◆ WORK TO COMPLETE ◆
Pictures do not belong in the copy; restate the records below word for word.

--- START DATA FOR THE TASK ---

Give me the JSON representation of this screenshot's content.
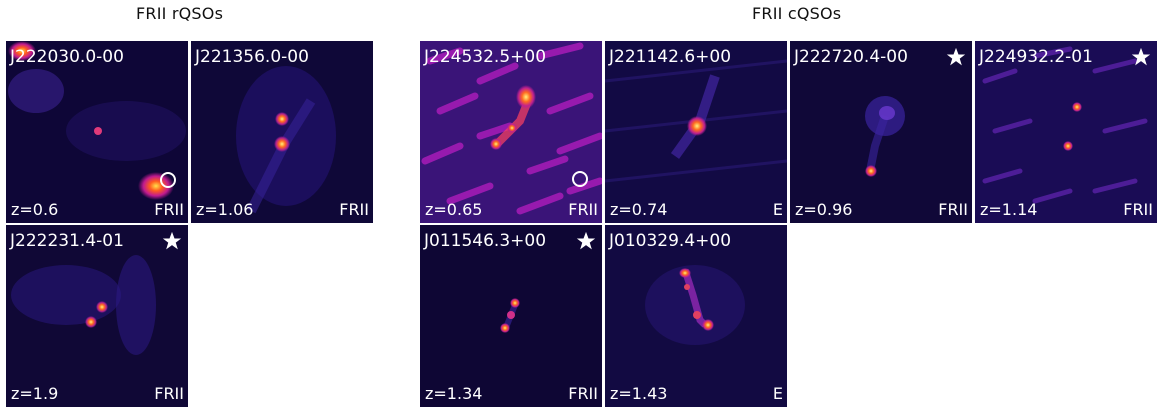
{
  "groups": {
    "rqso_title": "FRII rQSOs",
    "cqso_title": "FRII cQSOs"
  },
  "panels": [
    {
      "name": "J222030.0-00",
      "z": "z=0.6",
      "cls": "FRII",
      "marker": "circle"
    },
    {
      "name": "J221356.0-00",
      "z": "z=1.06",
      "cls": "FRII",
      "marker": ""
    },
    {
      "name": "J222231.4-01",
      "z": "z=1.9",
      "cls": "FRII",
      "marker": "star"
    },
    {
      "name": "J224532.5+00",
      "z": "z=0.65",
      "cls": "FRII",
      "marker": "circle"
    },
    {
      "name": "J221142.6+00",
      "z": "z=0.74",
      "cls": "E",
      "marker": ""
    },
    {
      "name": "J222720.4-00",
      "z": "z=0.96",
      "cls": "FRII",
      "marker": "star"
    },
    {
      "name": "J224932.2-01",
      "z": "z=1.14",
      "cls": "FRII",
      "marker": "star"
    },
    {
      "name": "J011546.3+00",
      "z": "z=1.34",
      "cls": "FRII",
      "marker": "star"
    },
    {
      "name": "J010329.4+00",
      "z": "z=1.43",
      "cls": "E",
      "marker": ""
    }
  ],
  "colors": {
    "background": "#0c0530",
    "noise": "#2b1a7a",
    "emission": "#a01fb0",
    "core": "#ffd23f",
    "label": "#ffffff"
  }
}
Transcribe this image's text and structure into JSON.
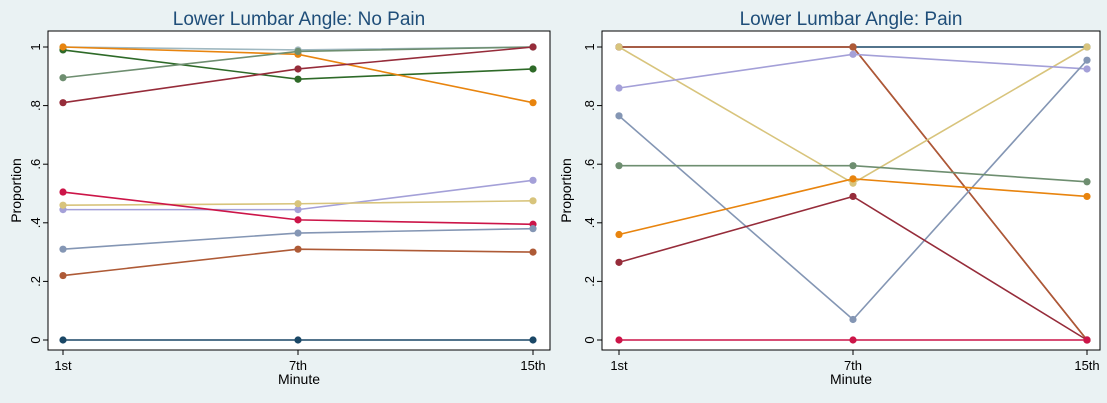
{
  "chart_data": [
    {
      "type": "line",
      "title": "Lower Lumbar Angle: No Pain",
      "xlabel": "Minute",
      "ylabel": "Proportion",
      "categories": [
        "1st",
        "7th",
        "15th"
      ],
      "yticks": [
        "0",
        ".2",
        ".4",
        ".6",
        ".8",
        "1"
      ],
      "ylim": [
        0,
        1
      ],
      "grid": false,
      "series": [
        {
          "color": "#a0b8c0",
          "values": [
            1.0,
            0.99,
            1.0
          ]
        },
        {
          "color": "#2e6a28",
          "values": [
            0.99,
            0.89,
            0.925
          ]
        },
        {
          "color": "#e8840e",
          "values": [
            1.0,
            0.975,
            0.81
          ]
        },
        {
          "color": "#6e8e70",
          "values": [
            0.895,
            0.985,
            1.0
          ]
        },
        {
          "color": "#962c3a",
          "values": [
            0.81,
            0.925,
            1.0
          ]
        },
        {
          "color": "#a4a0d8",
          "values": [
            0.445,
            0.445,
            0.545
          ]
        },
        {
          "color": "#d8c47c",
          "values": [
            0.46,
            0.465,
            0.475
          ]
        },
        {
          "color": "#cc1548",
          "values": [
            0.505,
            0.41,
            0.395
          ]
        },
        {
          "color": "#8496b4",
          "values": [
            0.31,
            0.365,
            0.38
          ]
        },
        {
          "color": "#ae5a36",
          "values": [
            0.22,
            0.31,
            0.3
          ]
        },
        {
          "color": "#1a4766",
          "values": [
            0.0,
            0.0,
            0.0
          ]
        }
      ]
    },
    {
      "type": "line",
      "title": "Lower Lumbar Angle: Pain",
      "xlabel": "Minute",
      "ylabel": "Proportion",
      "categories": [
        "1st",
        "7th",
        "15th"
      ],
      "yticks": [
        "0",
        ".2",
        ".4",
        ".6",
        ".8",
        "1"
      ],
      "ylim": [
        0,
        1
      ],
      "grid": false,
      "series": [
        {
          "color": "#1a4766",
          "values": [
            1.0,
            1.0,
            1.0
          ]
        },
        {
          "color": "#962c3a",
          "values": [
            1.0,
            1.0,
            0.0
          ]
        },
        {
          "color": "#ae5a36",
          "values": [
            1.0,
            1.0,
            0.0
          ]
        },
        {
          "color": "#d8c47c",
          "values": [
            1.0,
            0.535,
            1.0
          ]
        },
        {
          "color": "#a4a0d8",
          "values": [
            0.86,
            0.975,
            0.925
          ]
        },
        {
          "color": "#8496b4",
          "values": [
            0.765,
            0.07,
            0.955
          ]
        },
        {
          "color": "#6e8e70",
          "values": [
            0.595,
            0.595,
            0.54
          ]
        },
        {
          "color": "#e8840e",
          "values": [
            0.36,
            0.55,
            0.49
          ]
        },
        {
          "color": "#962c3a",
          "values": [
            0.265,
            0.49,
            0.0
          ]
        },
        {
          "color": "#cc1548",
          "values": [
            0.0,
            0.0,
            0.0
          ]
        }
      ]
    }
  ]
}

--- END DATA FOR THE TASK ---

◆ RESPONSE ◆
Give me the JSON representation of this screenshot's content.
{
  "groups": {
    "rqso_title": "FRII rQSOs",
    "cqso_title": "FRII cQSOs"
  },
  "panels": [
    {
      "name": "J222030.0-00",
      "z": "z=0.6",
      "cls": "FRII",
      "marker": "circle"
    },
    {
      "name": "J221356.0-00",
      "z": "z=1.06",
      "cls": "FRII",
      "marker": ""
    },
    {
      "name": "J222231.4-01",
      "z": "z=1.9",
      "cls": "FRII",
      "marker": "star"
    },
    {
      "name": "J224532.5+00",
      "z": "z=0.65",
      "cls": "FRII",
      "marker": "circle"
    },
    {
      "name": "J221142.6+00",
      "z": "z=0.74",
      "cls": "E",
      "marker": ""
    },
    {
      "name": "J222720.4-00",
      "z": "z=0.96",
      "cls": "FRII",
      "marker": "star"
    },
    {
      "name": "J224932.2-01",
      "z": "z=1.14",
      "cls": "FRII",
      "marker": "star"
    },
    {
      "name": "J011546.3+00",
      "z": "z=1.34",
      "cls": "FRII",
      "marker": "star"
    },
    {
      "name": "J010329.4+00",
      "z": "z=1.43",
      "cls": "E",
      "marker": ""
    }
  ],
  "colors": {
    "background": "#0c0530",
    "noise": "#2b1a7a",
    "emission": "#a01fb0",
    "core": "#ffd23f",
    "label": "#ffffff"
  }
}
Transcribe this image's text and structure into JSON.
{
  "chart_data": [
    {
      "type": "line",
      "title": "Lower Lumbar Angle: No Pain",
      "xlabel": "Minute",
      "ylabel": "Proportion",
      "categories": [
        "1st",
        "7th",
        "15th"
      ],
      "yticks": [
        "0",
        ".2",
        ".4",
        ".6",
        ".8",
        "1"
      ],
      "ylim": [
        0,
        1
      ],
      "grid": false,
      "series": [
        {
          "color": "#a0b8c0",
          "values": [
            1.0,
            0.99,
            1.0
          ]
        },
        {
          "color": "#2e6a28",
          "values": [
            0.99,
            0.89,
            0.925
          ]
        },
        {
          "color": "#e8840e",
          "values": [
            1.0,
            0.975,
            0.81
          ]
        },
        {
          "color": "#6e8e70",
          "values": [
            0.895,
            0.985,
            1.0
          ]
        },
        {
          "color": "#962c3a",
          "values": [
            0.81,
            0.925,
            1.0
          ]
        },
        {
          "color": "#a4a0d8",
          "values": [
            0.445,
            0.445,
            0.545
          ]
        },
        {
          "color": "#d8c47c",
          "values": [
            0.46,
            0.465,
            0.475
          ]
        },
        {
          "color": "#cc1548",
          "values": [
            0.505,
            0.41,
            0.395
          ]
        },
        {
          "color": "#8496b4",
          "values": [
            0.31,
            0.365,
            0.38
          ]
        },
        {
          "color": "#ae5a36",
          "values": [
            0.22,
            0.31,
            0.3
          ]
        },
        {
          "color": "#1a4766",
          "values": [
            0.0,
            0.0,
            0.0
          ]
        }
      ]
    },
    {
      "type": "line",
      "title": "Lower Lumbar Angle: Pain",
      "xlabel": "Minute",
      "ylabel": "Proportion",
      "categories": [
        "1st",
        "7th",
        "15th"
      ],
      "yticks": [
        "0",
        ".2",
        ".4",
        ".6",
        ".8",
        "1"
      ],
      "ylim": [
        0,
        1
      ],
      "grid": false,
      "series": [
        {
          "color": "#1a4766",
          "values": [
            1.0,
            1.0,
            1.0
          ]
        },
        {
          "color": "#962c3a",
          "values": [
            1.0,
            1.0,
            0.0
          ]
        },
        {
          "color": "#ae5a36",
          "values": [
            1.0,
            1.0,
            0.0
          ]
        },
        {
          "color": "#d8c47c",
          "values": [
            1.0,
            0.535,
            1.0
          ]
        },
        {
          "color": "#a4a0d8",
          "values": [
            0.86,
            0.975,
            0.925
          ]
        },
        {
          "color": "#8496b4",
          "values": [
            0.765,
            0.07,
            0.955
          ]
        },
        {
          "color": "#6e8e70",
          "values": [
            0.595,
            0.595,
            0.54
          ]
        },
        {
          "color": "#e8840e",
          "values": [
            0.36,
            0.55,
            0.49
          ]
        },
        {
          "color": "#962c3a",
          "values": [
            0.265,
            0.49,
            0.0
          ]
        },
        {
          "color": "#cc1548",
          "values": [
            0.0,
            0.0,
            0.0
          ]
        }
      ]
    }
  ]
}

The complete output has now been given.